=== SHORT EXERCISE ===
Reproduce the records. Keep every word exact and include no images.

=== TASK INPUT ===
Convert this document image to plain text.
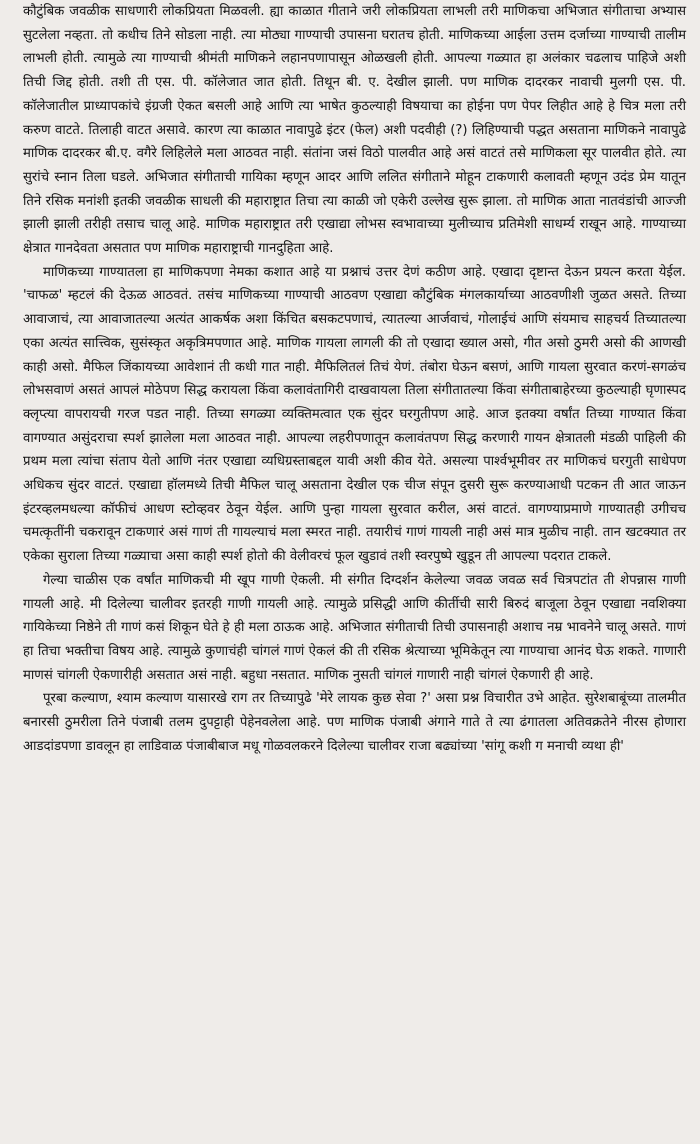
कौटुंबिक जवळीक साधणारी लोकप्रियता मिळवली. ह्या काळात गीताने जरी लोकप्रियता लाभली तरी माणिकचा अभिजात संगीताचा अभ्यास सुटलेला नव्हता. तो कधीच तिने सोडला नाही. त्या मोठ्या गाण्याची उपासना घरातच होती. माणिकच्या आईला उत्तम दर्जाच्या गाण्याची तालीम लाभली होती. त्यामुळे त्या गाण्याची श्रीमंती माणिकने लहानपणापासून ओळखली होती. आपल्या गळ्यात हा अलंकार चढलाच पाहिजे अशी तिची जिद्द होती. तशी ती एस. पी. कॉलेजात जात होती. तिथून बी. ए. देखील झाली. पण माणिक दादरकर नावाची मुलगी एस. पी. कॉलेजातील प्राध्यापकांचे इंग्रजी ऐकत बसली आहे आणि त्या भाषेत कुठल्याही विषयाचा का होईना पण पेपर लिहीत आहे हे चित्र मला तरी करुण वाटते. तिलाही वाटत असावे. कारण त्या काळात नावापुढे इंटर (फेल) अशी पदवीही (?) लिहिण्याची पद्धत असताना माणिकने नावापुढे माणिक दादरकर बी.ए. वगैरे लिहिलेले मला आठवत नाही. संतांना जसं विठो पालवीत आहे असं वाटतं तसे माणिकला सूर पालवीत होते. त्या सुरांचे स्नान तिला घडले. अभिजात संगीताची गायिका म्हणून आदर आणि ललित संगीताने मोहून टाकणारी कलावती म्हणून उदंड प्रेम यातून तिने रसिक मनांशी इतकी जवळीक साधली की महाराष्ट्रात तिचा त्या काळी जो एकेरी उल्लेख सुरू झाला. तो माणिक आता नातवंडांची आज्जी झाली झाली तरीही तसाच चालू आहे. माणिक महाराष्ट्रात तरी एखाद्या लोभस स्वभावाच्या मुलीच्याच प्रतिमेशी साधर्म्य राखून आहे. गाण्याच्या क्षेत्रात गानदेवता असतात पण माणिक महाराष्ट्राची गानदुहिता आहे.

माणिकच्या गाण्यातला हा माणिकपणा नेमका कशात आहे या प्रश्नाचं उत्तर देणं कठीण आहे. एखादा दृष्टान्त देऊन प्रयत्न करता येईल. 'चाफळ' म्हटलं की देऊळ आठवतं. तसंच माणिकच्या गाण्याची आठवण एखाद्या कौटुंबिक मंगलकार्याच्या आठवणीशी जुळत असते. तिच्या आवाजाचं, त्या आवाजातल्या अत्यंत आकर्षक अशा किंचित बसकटपणाचं, त्यातल्या आर्जवाचं, गोलाईचं आणि संयमाच साहचर्य तिच्यातल्या एका अत्यंत सात्त्विक, सुसंस्कृत अकृत्रिमपणात आहे. माणिक गायला लागली की तो एखादा ख्याल असो, गीत असो ठुमरी असो की आणखी काही असो. मैफिल जिंकायच्या आवेशानं ती कधी गात नाही. मैफिलितलं तिचं येणं. तंबोरा घेऊन बसणं, आणि गायला सुरवात करणं-सगळंच लोभसवाणं असतं आपलं मोठेपण सिद्ध करायला किंवा कलावंतागिरी दाखवायला तिला संगीतातल्या किंवा संगीताबाहेरच्या कुठल्याही घृणास्पद क्लृप्त्या वापरायची गरज पडत नाही. तिच्या सगळ्या व्यक्तिमत्वात एक सुंदर घरगुतीपण आहे. आज इतक्या वर्षांत तिच्या गाण्यात किंवा वागण्यात असुंदराचा स्पर्श झालेला मला आठवत नाही. आपल्या लहरीपणातून कलावंतपण सिद्ध करणारी गायन क्षेत्रातली मंडळी पाहिली की प्रथम मला त्यांचा संताप येतो आणि नंतर एखाद्या व्यधिग्रस्ताबद्दल यावी अशी कीव येते. असल्या पार्श्वभूमीवर तर माणिकचं घरगुती साधेपण अधिकच सुंदर वाटतं. एखाद्या हॉलमध्ये तिची मैफिल चालू असताना देखील एक चीज संपून दुसरी सुरू करण्याआधी पटकन ती आत जाऊन इंटरव्हलमधल्या कॉफीचं आधण स्टोव्हवर ठेवून येईल. आणि पुन्हा गायला सुरवात करील, असं वाटतं. वागण्याप्रमाणे गाण्यातही उगीचच चमत्कृतींनी चकरावून टाकणारं असं गाणं ती गायल्याचं मला स्मरत नाही. तयारीचं गाणं गायली नाही असं मात्र मुळीच नाही. तान खटक्यात तर एकेका सुराला तिच्या गळ्याचा असा काही स्पर्श होतो की वेलीवरचं फूल खुडावं तशी स्वरपुष्पे खुडून ती आपल्या पदरात टाकले.

गेल्या चाळीस एक वर्षांत माणिकची मी खूप गाणी ऐकली. मी संगीत दिग्दर्शन केलेल्या जवळ जवळ सर्व चित्रपटांत ती शेपन्नास गाणी गायली आहे. मी दिलेल्या चालीवर इतरही गाणी गायली आहे. त्यामुळे प्रसिद्धी आणि कीर्तीची सारी बिरुदं बाजूला ठेवून एखाद्या नवशिक्या गायिकेच्या निष्ठेने ती गाणं कसं शिकून घेते हे ही मला ठाऊक आहे. अभिजात संगीताची तिची उपासनाही अशाच नम्र भावनेने चालू असते. गाणं हा तिचा भक्तीचा विषय आहे. त्यामुळे कुणाचंही चांगलं गाणं ऐकलं की ती रसिक श्रेत्याच्या भूमिकेतून त्या गाण्याचा आनंद घेऊ शकते. गाणारी माणसं चांगली ऐकणारीही असतात असं नाही. बहुधा नसतात. माणिक नुसती चांगलं गाणारी नाही चांगलं ऐकणारी ही आहे.

पूरबा कल्याण, श्याम कल्याण यासारखे राग तर तिच्यापुढे 'मेरे लायक कुछ सेवा ?' असा प्रश्न विचारीत उभे आहेत. सुरेशबाबूंच्या तालमीत बनारसी ठुमरीला तिने पंजाबी तलम दुपट्टाही पेहेनवलेला आहे. पण माणिक पंजाबी अंगाने गाते ते त्या ढंगातला अतिवक्रतेने नीरस होणारा आडदांडपणा डावलून हा लाडिवाळ पंजाबीबाज मधू गोळवलकरने दिलेल्या चालीवर राजा बढ्यांच्या 'सांगू कशी ग मनाची व्यथा ही'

=== ANSWER BELOW ===
Convert this document image to plain text.
कौटुंबिक जवळीक साधणारी लोकप्रियता मिळवली. ह्या काळात गीताने जरी लोकप्रियता लाभली तरी माणिकचा अभिजात संगीताचा अभ्यास सुटलेला नव्हता. तो कधीच तिने सोडला नाही. त्या मोठ्या गाण्याची उपासना घरातच होती. माणिकच्या आईला उत्तम दर्जाच्या गाण्याची तालीम लाभली होती. त्यामुळे त्या गाण्याची श्रीमंती माणिकने लहानपणापासून ओळखली होती. आपल्या गळ्यात हा अलंकार चढलाच पाहिजे अशी तिची जिद्द होती. तशी ती एस. पी. कॉलेजात जात होती. तिथून बी. ए. देखील झाली. पण माणिक दादरकर नावाची मुलगी एस. पी. कॉलेजातील प्राध्यापकांचे इंग्रजी ऐकत बसली आहे आणि त्या भाषेत कुठल्याही विषयाचा का होईना पण पेपर लिहीत आहे हे चित्र मला तरी करुण वाटते. तिलाही वाटत असावे. कारण त्या काळात नावापुढे इंटर (फेल) अशी पदवीही (?) लिहिण्याची पद्धत असताना माणिकने नावापुढे माणिक दादरकर बी.ए. वगैरे लिहिलेले मला आठवत नाही. संतांना जसं विठो पालवीत आहे असं वाटतं तसे माणिकला सूर पालवीत होते. त्या सुरांचे स्नान तिला घडले. अभिजात संगीताची गायिका म्हणून आदर आणि ललित संगीताने मोहून टाकणारी कलावती म्हणून उदंड प्रेम यातून तिने रसिक मनांशी इतकी जवळीक साधली की महाराष्ट्रात तिचा त्या काळी जो एकेरी उल्लेख सुरू झाला. तो माणिक आता नातवंडांची आज्जी झाली झाली तरीही तसाच चालू आहे. माणिक महाराष्ट्रात तरी एखाद्या लोभस स्वभावाच्या मुलीच्याच प्रतिमेशी साधर्म्य राखून आहे. गाण्याच्या क्षेत्रात गानदेवता असतात पण माणिक महाराष्ट्राची गानदुहिता आहे.

माणिकच्या गाण्यातला हा माणिकपणा नेमका कशात आहे या प्रश्नाचं उत्तर देणं कठीण आहे. एखादा दृष्टान्त देऊन प्रयत्न करता येईल. 'चाफळ' म्हटलं की देऊळ आठवतं. तसंच माणिकच्या गाण्याची आठवण एखाद्या कौटुंबिक मंगलकार्याच्या आठवणीशी जुळत असते. तिच्या आवाजाचं, त्या आवाजातल्या अत्यंत आकर्षक अशा किंचित बसकटपणाचं, त्यातल्या आर्जवाचं, गोलाईचं आणि संयमाच साहचर्य तिच्यातल्या एका अत्यंत सात्त्विक, सुसंस्कृत अकृत्रिमपणात आहे. माणिक गायला लागली की तो एखादा ख्याल असो, गीत असो ठुमरी असो की आणखी काही असो. मैफिल जिंकायच्या आवेशानं ती कधी गात नाही. मैफिलितलं तिचं येणं. तंबोरा घेऊन बसणं, आणि गायला सुरवात करणं-सगळंच लोभसवाणं असतं आपलं मोठेपण सिद्ध करायला किंवा कलावंतागिरी दाखवायला तिला संगीतातल्या किंवा संगीताबाहेरच्या कुठल्याही घृणास्पद क्लृप्त्या वापरायची गरज पडत नाही. तिच्या सगळ्या व्यक्तिमत्वात एक सुंदर घरगुतीपण आहे. आज इतक्या वर्षांत तिच्या गाण्यात किंवा वागण्यात असुंदराचा स्पर्श झालेला मला आठवत नाही. आपल्या लहरीपणातून कलावंतपण सिद्ध करणारी गायन क्षेत्रातली मंडळी पाहिली की प्रथम मला त्यांचा संताप येतो आणि नंतर एखाद्या व्यधिग्रस्ताबद्दल यावी अशी कीव येते. असल्या पार्श्वभूमीवर तर माणिकचं घरगुती साधेपण अधिकच सुंदर वाटतं. एखाद्या हॉलमध्ये तिची मैफिल चालू असताना देखील एक चीज संपून दुसरी सुरू करण्याआधी पटकन ती आत जाऊन इंटरव्हलमधल्या कॉफीचं आधण स्टोव्हवर ठेवून येईल. आणि पुन्हा गायला सुरवात करील, असं वाटतं. वागण्याप्रमाणे गाण्यातही उगीचच चमत्कृतींनी चकरावून टाकणारं असं गाणं ती गायल्याचं मला स्मरत नाही. तयारीचं गाणं गायली नाही असं मात्र मुळीच नाही. तान खटक्यात तर एकेका सुराला तिच्या गळ्याचा असा काही स्पर्श होतो की वेलीवरचं फूल खुडावं तशी स्वरपुष्पे खुडून ती आपल्या पदरात टाकले.

गेल्या चाळीस एक वर्षांत माणिकची मी खूप गाणी ऐकली. मी संगीत दिग्दर्शन केलेल्या जवळ जवळ सर्व चित्रपटांत ती शेपन्नास गाणी गायली आहे. मी दिलेल्या चालीवर इतरही गाणी गायली आहे. त्यामुळे प्रसिद्धी आणि कीर्तीची सारी बिरुदं बाजूला ठेवून एखाद्या नवशिक्या गायिकेच्या निष्ठेने ती गाणं कसं शिकून घेते हे ही मला ठाऊक आहे. अभिजात संगीताची तिची उपासनाही अशाच नम्र भावनेने चालू असते. गाणं हा तिचा भक्तीचा विषय आहे. त्यामुळे कुणाचंही चांगलं गाणं ऐकलं की ती रसिक श्रेत्याच्या भूमिकेतून त्या गाण्याचा आनंद घेऊ शकते. गाणारी माणसं चांगली ऐकणारीही असतात असं नाही. बहुधा नसतात. माणिक नुसती चांगलं गाणारी नाही चांगलं ऐकणारी ही आहे.

पूरबा कल्याण, श्याम कल्याण यासारखे राग तर तिच्यापुढे 'मेरे लायक कुछ सेवा ?' असा प्रश्न विचारीत उभे आहेत. सुरेशबाबूंच्या तालमीत बनारसी ठुमरीला तिने पंजाबी तलम दुपट्टाही पेहेनवलेला आहे. पण माणिक पंजाबी अंगाने गाते ते त्या ढंगातला अतिवक्रतेने नीरस होणारा आडदांडपणा डावलून हा लाडिवाळ पंजाबीबाज मधू गोळवलकरने दिलेल्या चालीवर राजा बढ्यांच्या 'सांगू कशी ग मनाची व्यथा ही'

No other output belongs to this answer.